In the data, find the word "products" and copy out every line that has it.
Top of Extracted data
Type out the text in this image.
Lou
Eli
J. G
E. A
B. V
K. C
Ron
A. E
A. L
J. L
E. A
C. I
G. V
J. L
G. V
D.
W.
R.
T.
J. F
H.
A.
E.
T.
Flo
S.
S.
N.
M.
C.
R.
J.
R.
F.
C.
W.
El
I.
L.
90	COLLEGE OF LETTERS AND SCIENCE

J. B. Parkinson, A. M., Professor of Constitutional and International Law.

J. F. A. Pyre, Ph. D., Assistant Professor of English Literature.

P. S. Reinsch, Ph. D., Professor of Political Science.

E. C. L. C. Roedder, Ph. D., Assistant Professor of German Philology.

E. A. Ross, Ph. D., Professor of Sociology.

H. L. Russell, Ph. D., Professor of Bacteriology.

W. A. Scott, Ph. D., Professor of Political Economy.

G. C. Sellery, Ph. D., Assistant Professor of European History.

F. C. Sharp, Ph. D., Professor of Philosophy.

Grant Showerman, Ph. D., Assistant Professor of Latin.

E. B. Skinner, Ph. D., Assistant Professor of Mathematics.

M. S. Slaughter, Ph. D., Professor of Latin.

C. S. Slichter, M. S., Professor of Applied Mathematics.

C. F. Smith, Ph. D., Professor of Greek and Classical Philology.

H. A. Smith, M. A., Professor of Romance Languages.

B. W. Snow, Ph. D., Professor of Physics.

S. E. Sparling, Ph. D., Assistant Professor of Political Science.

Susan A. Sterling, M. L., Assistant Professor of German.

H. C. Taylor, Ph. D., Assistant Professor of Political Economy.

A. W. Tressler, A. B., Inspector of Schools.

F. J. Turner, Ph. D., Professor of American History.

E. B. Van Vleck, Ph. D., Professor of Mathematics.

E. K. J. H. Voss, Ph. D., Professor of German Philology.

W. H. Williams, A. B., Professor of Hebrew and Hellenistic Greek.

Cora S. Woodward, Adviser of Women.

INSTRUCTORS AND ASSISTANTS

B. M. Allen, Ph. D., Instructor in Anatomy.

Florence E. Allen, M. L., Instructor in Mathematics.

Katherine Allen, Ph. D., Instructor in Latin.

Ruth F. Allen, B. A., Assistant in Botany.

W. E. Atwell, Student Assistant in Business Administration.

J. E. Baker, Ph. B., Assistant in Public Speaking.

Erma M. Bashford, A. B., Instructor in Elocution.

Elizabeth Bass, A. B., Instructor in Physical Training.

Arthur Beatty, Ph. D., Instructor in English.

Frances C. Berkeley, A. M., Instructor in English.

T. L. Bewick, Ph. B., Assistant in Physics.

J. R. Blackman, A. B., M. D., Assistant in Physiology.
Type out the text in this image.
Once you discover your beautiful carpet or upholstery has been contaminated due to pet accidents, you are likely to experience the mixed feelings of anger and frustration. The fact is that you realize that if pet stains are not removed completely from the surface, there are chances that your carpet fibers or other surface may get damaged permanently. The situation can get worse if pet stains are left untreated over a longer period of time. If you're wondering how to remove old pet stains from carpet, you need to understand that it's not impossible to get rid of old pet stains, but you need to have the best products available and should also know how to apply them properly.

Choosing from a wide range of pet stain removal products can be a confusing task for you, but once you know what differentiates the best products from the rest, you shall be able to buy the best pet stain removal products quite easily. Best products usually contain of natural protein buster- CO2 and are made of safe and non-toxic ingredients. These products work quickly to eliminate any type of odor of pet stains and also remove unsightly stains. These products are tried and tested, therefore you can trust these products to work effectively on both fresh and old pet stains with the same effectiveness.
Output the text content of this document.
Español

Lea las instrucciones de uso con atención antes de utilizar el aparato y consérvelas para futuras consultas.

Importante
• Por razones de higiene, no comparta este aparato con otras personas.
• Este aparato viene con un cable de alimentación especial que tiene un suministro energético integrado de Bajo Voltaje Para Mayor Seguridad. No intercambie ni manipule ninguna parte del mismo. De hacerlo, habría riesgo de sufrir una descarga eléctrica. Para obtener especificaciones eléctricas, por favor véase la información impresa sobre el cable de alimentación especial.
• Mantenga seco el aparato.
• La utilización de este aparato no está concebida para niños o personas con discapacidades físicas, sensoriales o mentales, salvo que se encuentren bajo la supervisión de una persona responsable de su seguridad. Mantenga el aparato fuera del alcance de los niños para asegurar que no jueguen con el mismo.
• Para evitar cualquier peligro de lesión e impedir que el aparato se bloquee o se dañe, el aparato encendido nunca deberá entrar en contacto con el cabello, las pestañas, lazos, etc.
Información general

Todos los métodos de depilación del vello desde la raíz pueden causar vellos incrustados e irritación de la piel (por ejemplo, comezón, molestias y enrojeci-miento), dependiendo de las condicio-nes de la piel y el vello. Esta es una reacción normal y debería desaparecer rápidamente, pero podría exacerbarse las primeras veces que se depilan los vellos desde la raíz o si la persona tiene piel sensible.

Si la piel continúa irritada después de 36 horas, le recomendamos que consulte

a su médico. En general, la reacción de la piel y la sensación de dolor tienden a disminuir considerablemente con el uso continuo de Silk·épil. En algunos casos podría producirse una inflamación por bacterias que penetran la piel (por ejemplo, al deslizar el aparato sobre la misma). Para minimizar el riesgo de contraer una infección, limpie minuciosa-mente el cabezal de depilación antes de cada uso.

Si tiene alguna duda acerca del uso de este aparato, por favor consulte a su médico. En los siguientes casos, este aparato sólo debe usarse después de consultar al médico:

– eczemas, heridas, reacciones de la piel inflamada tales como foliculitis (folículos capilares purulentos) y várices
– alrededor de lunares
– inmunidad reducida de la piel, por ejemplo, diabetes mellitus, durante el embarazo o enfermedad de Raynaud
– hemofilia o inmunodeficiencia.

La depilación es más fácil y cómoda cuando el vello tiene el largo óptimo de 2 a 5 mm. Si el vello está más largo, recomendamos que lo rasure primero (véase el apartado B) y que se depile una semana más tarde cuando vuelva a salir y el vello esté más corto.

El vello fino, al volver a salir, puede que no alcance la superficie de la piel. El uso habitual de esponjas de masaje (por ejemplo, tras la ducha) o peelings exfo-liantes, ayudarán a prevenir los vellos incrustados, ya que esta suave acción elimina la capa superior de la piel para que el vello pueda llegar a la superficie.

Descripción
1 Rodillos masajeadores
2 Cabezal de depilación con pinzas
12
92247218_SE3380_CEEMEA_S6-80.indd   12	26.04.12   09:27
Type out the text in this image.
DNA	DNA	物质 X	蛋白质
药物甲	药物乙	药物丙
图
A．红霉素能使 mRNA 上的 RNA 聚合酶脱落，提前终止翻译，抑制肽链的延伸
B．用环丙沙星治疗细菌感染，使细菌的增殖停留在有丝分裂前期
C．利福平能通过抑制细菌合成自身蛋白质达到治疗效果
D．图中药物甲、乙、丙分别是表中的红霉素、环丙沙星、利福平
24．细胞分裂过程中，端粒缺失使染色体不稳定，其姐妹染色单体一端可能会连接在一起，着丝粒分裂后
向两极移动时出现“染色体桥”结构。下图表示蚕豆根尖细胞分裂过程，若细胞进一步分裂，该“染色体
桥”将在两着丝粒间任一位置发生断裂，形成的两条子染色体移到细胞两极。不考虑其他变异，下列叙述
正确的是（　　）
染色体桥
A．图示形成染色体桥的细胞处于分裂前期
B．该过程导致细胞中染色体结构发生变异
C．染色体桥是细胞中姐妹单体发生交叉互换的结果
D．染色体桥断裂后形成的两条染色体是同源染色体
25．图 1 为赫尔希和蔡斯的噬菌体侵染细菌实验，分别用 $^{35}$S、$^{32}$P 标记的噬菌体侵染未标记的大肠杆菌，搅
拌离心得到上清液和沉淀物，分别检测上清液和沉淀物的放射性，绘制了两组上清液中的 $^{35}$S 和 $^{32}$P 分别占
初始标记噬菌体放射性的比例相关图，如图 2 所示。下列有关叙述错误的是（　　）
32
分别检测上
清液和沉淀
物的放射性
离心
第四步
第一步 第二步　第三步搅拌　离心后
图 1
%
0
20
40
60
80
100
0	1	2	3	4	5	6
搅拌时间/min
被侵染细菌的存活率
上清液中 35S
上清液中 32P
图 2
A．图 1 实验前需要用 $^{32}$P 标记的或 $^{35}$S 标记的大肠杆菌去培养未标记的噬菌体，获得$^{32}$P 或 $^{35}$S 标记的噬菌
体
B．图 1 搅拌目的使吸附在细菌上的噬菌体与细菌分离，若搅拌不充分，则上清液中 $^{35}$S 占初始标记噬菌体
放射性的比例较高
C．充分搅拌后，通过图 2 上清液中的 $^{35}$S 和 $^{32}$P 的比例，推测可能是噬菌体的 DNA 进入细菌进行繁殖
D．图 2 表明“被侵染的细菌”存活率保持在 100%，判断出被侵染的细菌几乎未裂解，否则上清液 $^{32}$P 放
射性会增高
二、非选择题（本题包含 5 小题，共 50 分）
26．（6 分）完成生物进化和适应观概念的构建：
Bottom of Extracted data
=== Task result ===
Once you discover your beautiful carpet or upholstery has been contaminated due to pet accidents, you are likely to experience the mixed feelings of anger and frustration. The fact is that you realize that if pet stains are not removed completely from the surface, there are chances that your carpet fibers or other surface may get damaged permanently. The situation can get worse if pet stains are left untreated over a longer period of time. If you're wondering how to remove old pet stains from carpet, you need to understand that it's not impossible to get rid of old pet stains, but you need to have the best products available and should also know how to apply them properly.
Choosing from a wide range of pet stain removal products can be a confusing task for you, but once you know what differentiates the best products from the rest, you shall be able to buy the best pet stain removal products quite easily. Best products usually contain of natural protein buster- CO2 and are made of safe and non-toxic ingredients. These products work quickly to eliminate any type of odor of pet stains and also remove unsightly stains. These products are tried and tested, therefore you can trust these products to work effectively on both fresh and old pet stains with the same effectiveness.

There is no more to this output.